-- Start --

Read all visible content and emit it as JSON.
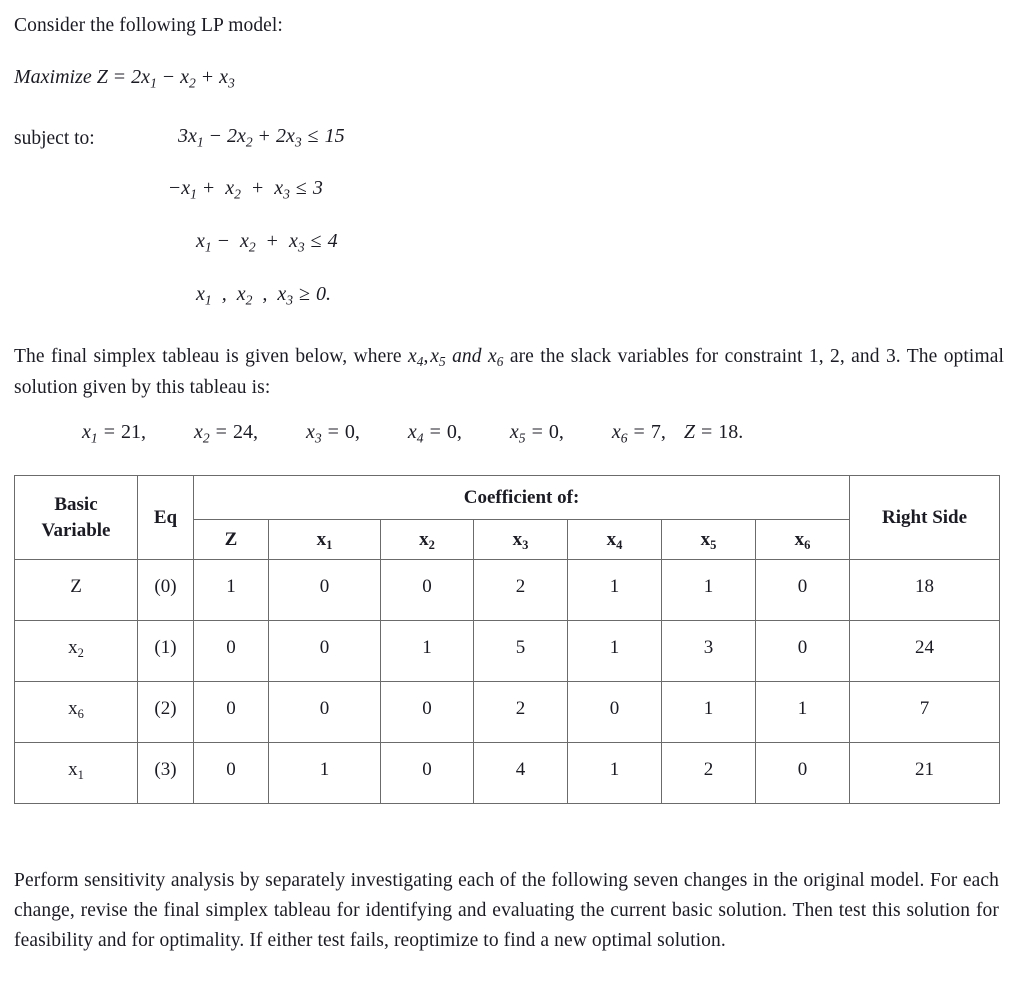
{
  "document": {
    "intro": "Consider the following LP model:",
    "objective": {
      "label": "Maximize Z",
      "equals": "=",
      "terms": "2x₁ − x₂ + x₃"
    },
    "subject_to_label": "subject to:",
    "constraints": [
      "3x₁ − 2x₂ + 2x₃ ≤ 15",
      "−x₁ + x₂ + x₃ ≤ 3",
      "x₁ − x₂ + x₃ ≤ 4",
      "x₁ , x₂ , x₃ ≥ 0."
    ],
    "tableau_intro": "The final simplex tableau is given below, where x₄, x₅ and x₆ are the slack variables for constraint 1, 2, and 3. The optimal solution given by this tableau is:",
    "solution": [
      {
        "var": "x",
        "idx": "1",
        "eq": "=",
        "val": "21,"
      },
      {
        "var": "x",
        "idx": "2",
        "eq": "=",
        "val": "24,"
      },
      {
        "var": "x",
        "idx": "3",
        "eq": "=",
        "val": "0,"
      },
      {
        "var": "x",
        "idx": "4",
        "eq": "=",
        "val": "0,"
      },
      {
        "var": "x",
        "idx": "5",
        "eq": "=",
        "val": "0,"
      },
      {
        "var": "x",
        "idx": "6",
        "eq": "=",
        "val": "7,"
      },
      {
        "var": "Z",
        "idx": "",
        "eq": "=",
        "val": "18."
      }
    ],
    "closing": "Perform sensitivity analysis by separately investigating each of the following seven changes in the original model. For each change, revise the final simplex tableau for identifying and evaluating the current basic solution. Then test this solution for feasibility and for optimality. If either test fails, reoptimize to find a new optimal solution."
  },
  "table": {
    "header": {
      "basic_variable_line1": "Basic",
      "basic_variable_line2": "Variable",
      "eq": "Eq",
      "coefficient_of": "Coefficient of:",
      "right_side": "Right Side",
      "columns": [
        {
          "base": "Z",
          "sub": ""
        },
        {
          "base": "x",
          "sub": "1"
        },
        {
          "base": "x",
          "sub": "2"
        },
        {
          "base": "x",
          "sub": "3"
        },
        {
          "base": "x",
          "sub": "4"
        },
        {
          "base": "x",
          "sub": "5"
        },
        {
          "base": "x",
          "sub": "6"
        }
      ]
    },
    "rows": [
      {
        "basic_base": "Z",
        "basic_sub": "",
        "eq": "(0)",
        "values": [
          "1",
          "0",
          "0",
          "2",
          "1",
          "1",
          "0"
        ],
        "right_side": "18"
      },
      {
        "basic_base": "x",
        "basic_sub": "2",
        "eq": "(1)",
        "values": [
          "0",
          "0",
          "1",
          "5",
          "1",
          "3",
          "0"
        ],
        "right_side": "24"
      },
      {
        "basic_base": "x",
        "basic_sub": "6",
        "eq": "(2)",
        "values": [
          "0",
          "0",
          "0",
          "2",
          "0",
          "1",
          "1"
        ],
        "right_side": "7"
      },
      {
        "basic_base": "x",
        "basic_sub": "1",
        "eq": "(3)",
        "values": [
          "0",
          "1",
          "0",
          "4",
          "1",
          "2",
          "0"
        ],
        "right_side": "21"
      }
    ]
  },
  "colors": {
    "text": "#1b1b24",
    "border": "#6b6b6b",
    "background": "#ffffff"
  }
}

-- End --

Given instruction –
Output every entry word for word, but omit the pictures.

Complete response –
Read all visible content and emit it as JSON.
{
  "document": {
    "intro": "Consider the following LP model:",
    "objective": {
      "label": "Maximize Z",
      "equals": "=",
      "terms": "2x₁ − x₂ + x₃"
    },
    "subject_to_label": "subject to:",
    "constraints": [
      "3x₁ − 2x₂ + 2x₃ ≤ 15",
      "−x₁ + x₂ + x₃ ≤ 3",
      "x₁ − x₂ + x₃ ≤ 4",
      "x₁ , x₂ , x₃ ≥ 0."
    ],
    "tableau_intro": "The final simplex tableau is given below, where x₄, x₅ and x₆ are the slack variables for constraint 1, 2, and 3. The optimal solution given by this tableau is:",
    "solution": [
      {
        "var": "x",
        "idx": "1",
        "eq": "=",
        "val": "21,"
      },
      {
        "var": "x",
        "idx": "2",
        "eq": "=",
        "val": "24,"
      },
      {
        "var": "x",
        "idx": "3",
        "eq": "=",
        "val": "0,"
      },
      {
        "var": "x",
        "idx": "4",
        "eq": "=",
        "val": "0,"
      },
      {
        "var": "x",
        "idx": "5",
        "eq": "=",
        "val": "0,"
      },
      {
        "var": "x",
        "idx": "6",
        "eq": "=",
        "val": "7,"
      },
      {
        "var": "Z",
        "idx": "",
        "eq": "=",
        "val": "18."
      }
    ],
    "closing": "Perform sensitivity analysis by separately investigating each of the following seven changes in the original model. For each change, revise the final simplex tableau for identifying and evaluating the current basic solution. Then test this solution for feasibility and for optimality. If either test fails, reoptimize to find a new optimal solution."
  },
  "table": {
    "header": {
      "basic_variable_line1": "Basic",
      "basic_variable_line2": "Variable",
      "eq": "Eq",
      "coefficient_of": "Coefficient of:",
      "right_side": "Right Side",
      "columns": [
        {
          "base": "Z",
          "sub": ""
        },
        {
          "base": "x",
          "sub": "1"
        },
        {
          "base": "x",
          "sub": "2"
        },
        {
          "base": "x",
          "sub": "3"
        },
        {
          "base": "x",
          "sub": "4"
        },
        {
          "base": "x",
          "sub": "5"
        },
        {
          "base": "x",
          "sub": "6"
        }
      ]
    },
    "rows": [
      {
        "basic_base": "Z",
        "basic_sub": "",
        "eq": "(0)",
        "values": [
          "1",
          "0",
          "0",
          "2",
          "1",
          "1",
          "0"
        ],
        "right_side": "18"
      },
      {
        "basic_base": "x",
        "basic_sub": "2",
        "eq": "(1)",
        "values": [
          "0",
          "0",
          "1",
          "5",
          "1",
          "3",
          "0"
        ],
        "right_side": "24"
      },
      {
        "basic_base": "x",
        "basic_sub": "6",
        "eq": "(2)",
        "values": [
          "0",
          "0",
          "0",
          "2",
          "0",
          "1",
          "1"
        ],
        "right_side": "7"
      },
      {
        "basic_base": "x",
        "basic_sub": "1",
        "eq": "(3)",
        "values": [
          "0",
          "1",
          "0",
          "4",
          "1",
          "2",
          "0"
        ],
        "right_side": "21"
      }
    ]
  },
  "colors": {
    "text": "#1b1b24",
    "border": "#6b6b6b",
    "background": "#ffffff"
  }
}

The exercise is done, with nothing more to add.